** Begin **
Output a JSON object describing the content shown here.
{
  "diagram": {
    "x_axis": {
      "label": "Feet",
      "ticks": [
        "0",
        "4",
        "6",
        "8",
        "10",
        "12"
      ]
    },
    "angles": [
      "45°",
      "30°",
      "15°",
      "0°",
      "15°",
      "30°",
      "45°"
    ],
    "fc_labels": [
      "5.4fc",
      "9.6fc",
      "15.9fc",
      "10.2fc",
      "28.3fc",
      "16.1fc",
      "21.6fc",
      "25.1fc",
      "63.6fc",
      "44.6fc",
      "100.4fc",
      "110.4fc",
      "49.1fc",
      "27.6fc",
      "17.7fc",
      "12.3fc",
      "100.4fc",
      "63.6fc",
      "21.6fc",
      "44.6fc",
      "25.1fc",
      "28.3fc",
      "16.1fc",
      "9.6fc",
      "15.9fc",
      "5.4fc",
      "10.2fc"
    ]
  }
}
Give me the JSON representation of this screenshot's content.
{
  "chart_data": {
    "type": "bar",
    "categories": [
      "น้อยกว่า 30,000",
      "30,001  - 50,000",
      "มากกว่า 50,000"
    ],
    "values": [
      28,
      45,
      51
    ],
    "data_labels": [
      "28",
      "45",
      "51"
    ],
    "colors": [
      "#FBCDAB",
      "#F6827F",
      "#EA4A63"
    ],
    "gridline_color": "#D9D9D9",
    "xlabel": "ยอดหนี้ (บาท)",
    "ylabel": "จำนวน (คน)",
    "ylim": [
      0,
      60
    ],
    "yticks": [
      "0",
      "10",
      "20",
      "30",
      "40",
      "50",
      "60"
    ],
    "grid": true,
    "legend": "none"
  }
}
** End **
Short exercise.
Repeat only what runs from the line holding "Give me the" to the end of the data, keeping every line exactly as written, first and last included.

Expected answer.
Give me the JSON representation of this screenshot's content.
{
  "chart_data": {
    "type": "bar",
    "categories": [
      "น้อยกว่า 30,000",
      "30,001  - 50,000",
      "มากกว่า 50,000"
    ],
    "values": [
      28,
      45,
      51
    ],
    "data_labels": [
      "28",
      "45",
      "51"
    ],
    "colors": [
      "#FBCDAB",
      "#F6827F",
      "#EA4A63"
    ],
    "gridline_color": "#D9D9D9",
    "xlabel": "ยอดหนี้ (บาท)",
    "ylabel": "จำนวน (คน)",
    "ylim": [
      0,
      60
    ],
    "yticks": [
      "0",
      "10",
      "20",
      "30",
      "40",
      "50",
      "60"
    ],
    "grid": true,
    "legend": "none"
  }
}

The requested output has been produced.